Every entry below should be repeated exactly; the pictures should not.
*** DATA LINES
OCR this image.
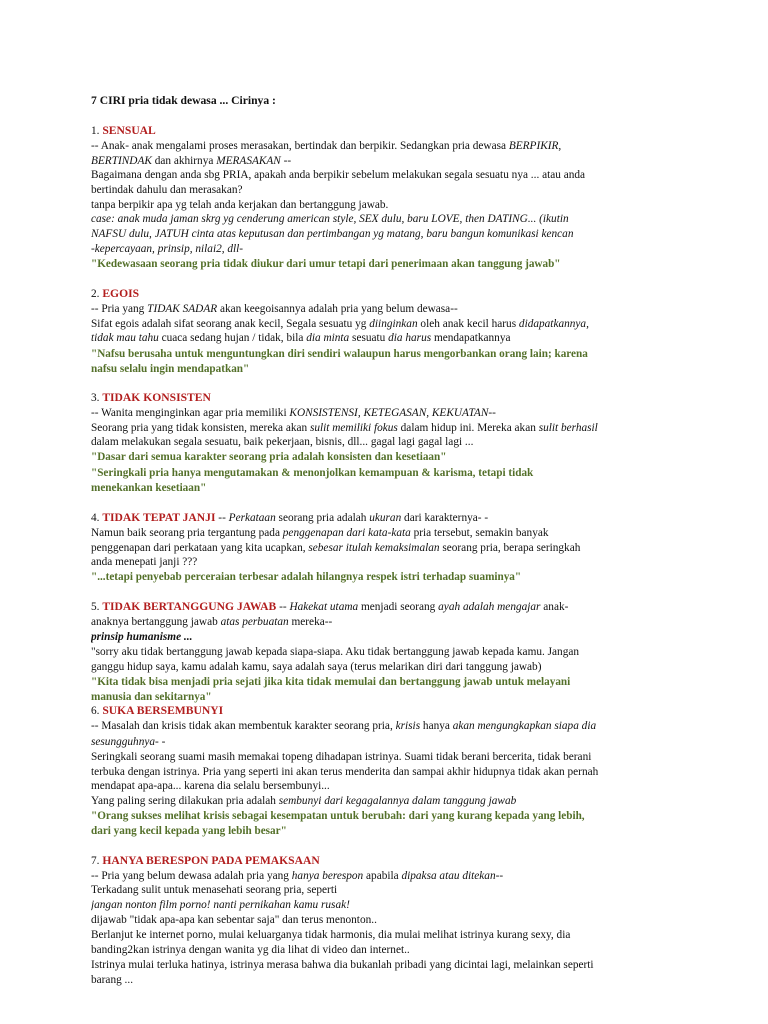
7 CIRI pria tidak dewasa ... Cirinya :
1. SENSUAL
-- Anak- anak mengalami proses merasakan, bertindak dan berpikir. Sedangkan pria dewasa BERPIKIR,
BERTINDAK dan akhirnya MERASAKAN --
Bagaimana dengan anda sbg PRIA, apakah anda berpikir sebelum melakukan segala sesuatu nya ... atau anda
bertindak dahulu dan merasakan?
tanpa berpikir apa yg telah anda kerjakan dan bertanggung jawab.
case: anak muda jaman skrg yg cenderung american style, SEX dulu, baru LOVE, then DATING... (ikutin
NAFSU dulu, JATUH cinta atas keputusan dan pertimbangan yg matang, baru bangun komunikasi kencan
-kepercayaan, prinsip, nilai2, dll-
"Kedewasaan seorang pria tidak diukur dari umur tetapi dari penerimaan akan tanggung jawab"
2. EGOIS
-- Pria yang TIDAK SADAR akan keegoisannya adalah pria yang belum dewasa--
Sifat egois adalah sifat seorang anak kecil, Segala sesuatu yg diinginkan oleh anak kecil harus didapatkannya,
tidak mau tahu cuaca sedang hujan / tidak, bila dia minta sesuatu dia harus mendapatkannya
"Nafsu berusaha untuk menguntungkan diri sendiri walaupun harus mengorbankan orang lain; karena
nafsu selalu ingin mendapatkan"
3. TIDAK KONSISTEN
-- Wanita menginginkan agar pria memiliki KONSISTENSI, KETEGASAN, KEKUATAN--
Seorang pria yang tidak konsisten, mereka akan sulit memiliki fokus dalam hidup ini. Mereka akan sulit berhasil
dalam melakukan segala sesuatu, baik pekerjaan, bisnis, dll... gagal lagi gagal lagi ...
"Dasar dari semua karakter seorang pria adalah konsisten dan kesetiaan"
"Seringkali pria hanya mengutamakan & menonjolkan kemampuan & karisma, tetapi tidak
menekankan kesetiaan"
4. TIDAK TEPAT JANJI -- Perkataan seorang pria adalah ukuran dari karakternya- -
Namun baik seorang pria tergantung pada penggenapan dari kata-kata pria tersebut, semakin banyak
penggenapan dari perkataan yang kita ucapkan, sebesar itulah kemaksimalan seorang pria, berapa seringkah
anda menepati janji ???
"...tetapi penyebab perceraian terbesar adalah hilangnya respek istri terhadap suaminya"
5. TIDAK BERTANGGUNG JAWAB -- Hakekat utama menjadi seorang ayah adalah mengajar anak-
anaknya bertanggung jawab atas perbuatan mereka--
prinsip humanisme ...
"sorry aku tidak bertanggung jawab kepada siapa-siapa. Aku tidak bertanggung jawab kepada kamu. Jangan
ganggu hidup saya, kamu adalah kamu, saya adalah saya (terus melarikan diri dari tanggung jawab)
"Kita tidak bisa menjadi pria sejati jika kita tidak memulai dan bertanggung jawab untuk melayani
manusia dan sekitarnya"
6. SUKA BERSEMBUNYI
-- Masalah dan krisis tidak akan membentuk karakter seorang pria, krisis hanya akan mengungkapkan siapa dia
sesungguhnya- -
Seringkali seorang suami masih memakai topeng dihadapan istrinya. Suami tidak berani bercerita, tidak berani
terbuka dengan istrinya. Pria yang seperti ini akan terus menderita dan sampai akhir hidupnya tidak akan pernah
mendapat apa-apa... karena dia selalu bersembunyi...
Yang paling sering dilakukan pria adalah sembunyi dari kegagalannya dalam tanggung jawab
"Orang sukses melihat krisis sebagai kesempatan untuk berubah: dari yang kurang kepada yang lebih,
dari yang kecil kepada yang lebih besar"
7. HANYA BERESPON PADA PEMAKSAAN
-- Pria yang belum dewasa adalah pria yang hanya berespon apabila dipaksa atau ditekan--
Terkadang sulit untuk menasehati seorang pria, seperti
jangan nonton film porno! nanti pernikahan kamu rusak!
dijawab "tidak apa-apa kan sebentar saja" dan terus menonton..
Berlanjut ke internet porno, mulai keluarganya tidak harmonis, dia mulai melihat istrinya kurang sexy, dia
banding2kan istrinya dengan wanita yg dia lihat di video dan internet..
Istrinya mulai terluka hatinya, istrinya merasa bahwa dia bukanlah pribadi yang dicintai lagi, melainkan seperti
barang ...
******
EXPECTED OUTPUT:
OCR this image.
7 CIRI pria tidak dewasa ... Cirinya :
1. SENSUAL
-- Anak- anak mengalami proses merasakan, bertindak dan berpikir. Sedangkan pria dewasa BERPIKIR,
BERTINDAK dan akhirnya MERASAKAN --
Bagaimana dengan anda sbg PRIA, apakah anda berpikir sebelum melakukan segala sesuatu nya ... atau anda
bertindak dahulu dan merasakan?
tanpa berpikir apa yg telah anda kerjakan dan bertanggung jawab.
case: anak muda jaman skrg yg cenderung american style, SEX dulu, baru LOVE, then DATING... (ikutin
NAFSU dulu, JATUH cinta atas keputusan dan pertimbangan yg matang, baru bangun komunikasi kencan
-kepercayaan, prinsip, nilai2, dll-
"Kedewasaan seorang pria tidak diukur dari umur tetapi dari penerimaan akan tanggung jawab"
2. EGOIS
-- Pria yang TIDAK SADAR akan keegoisannya adalah pria yang belum dewasa--
Sifat egois adalah sifat seorang anak kecil, Segala sesuatu yg diinginkan oleh anak kecil harus didapatkannya,
tidak mau tahu cuaca sedang hujan / tidak, bila dia minta sesuatu dia harus mendapatkannya
"Nafsu berusaha untuk menguntungkan diri sendiri walaupun harus mengorbankan orang lain; karena
nafsu selalu ingin mendapatkan"
3. TIDAK KONSISTEN
-- Wanita menginginkan agar pria memiliki KONSISTENSI, KETEGASAN, KEKUATAN--
Seorang pria yang tidak konsisten, mereka akan sulit memiliki fokus dalam hidup ini. Mereka akan sulit berhasil
dalam melakukan segala sesuatu, baik pekerjaan, bisnis, dll... gagal lagi gagal lagi ...
"Dasar dari semua karakter seorang pria adalah konsisten dan kesetiaan"
"Seringkali pria hanya mengutamakan & menonjolkan kemampuan & karisma, tetapi tidak
menekankan kesetiaan"
4. TIDAK TEPAT JANJI -- Perkataan seorang pria adalah ukuran dari karakternya- -
Namun baik seorang pria tergantung pada penggenapan dari kata-kata pria tersebut, semakin banyak
penggenapan dari perkataan yang kita ucapkan, sebesar itulah kemaksimalan seorang pria, berapa seringkah
anda menepati janji ???
"...tetapi penyebab perceraian terbesar adalah hilangnya respek istri terhadap suaminya"
5. TIDAK BERTANGGUNG JAWAB -- Hakekat utama menjadi seorang ayah adalah mengajar anak-
anaknya bertanggung jawab atas perbuatan mereka--
prinsip humanisme ...
"sorry aku tidak bertanggung jawab kepada siapa-siapa. Aku tidak bertanggung jawab kepada kamu. Jangan
ganggu hidup saya, kamu adalah kamu, saya adalah saya (terus melarikan diri dari tanggung jawab)
"Kita tidak bisa menjadi pria sejati jika kita tidak memulai dan bertanggung jawab untuk melayani
manusia dan sekitarnya"
6. SUKA BERSEMBUNYI
-- Masalah dan krisis tidak akan membentuk karakter seorang pria, krisis hanya akan mengungkapkan siapa dia
sesungguhnya- -
Seringkali seorang suami masih memakai topeng dihadapan istrinya. Suami tidak berani bercerita, tidak berani
terbuka dengan istrinya. Pria yang seperti ini akan terus menderita dan sampai akhir hidupnya tidak akan pernah
mendapat apa-apa... karena dia selalu bersembunyi...
Yang paling sering dilakukan pria adalah sembunyi dari kegagalannya dalam tanggung jawab
"Orang sukses melihat krisis sebagai kesempatan untuk berubah: dari yang kurang kepada yang lebih,
dari yang kecil kepada yang lebih besar"
7. HANYA BERESPON PADA PEMAKSAAN
-- Pria yang belum dewasa adalah pria yang hanya berespon apabila dipaksa atau ditekan--
Terkadang sulit untuk menasehati seorang pria, seperti
jangan nonton film porno! nanti pernikahan kamu rusak!
dijawab "tidak apa-apa kan sebentar saja" dan terus menonton..
Berlanjut ke internet porno, mulai keluarganya tidak harmonis, dia mulai melihat istrinya kurang sexy, dia
banding2kan istrinya dengan wanita yg dia lihat di video dan internet..
Istrinya mulai terluka hatinya, istrinya merasa bahwa dia bukanlah pribadi yang dicintai lagi, melainkan seperti
barang ...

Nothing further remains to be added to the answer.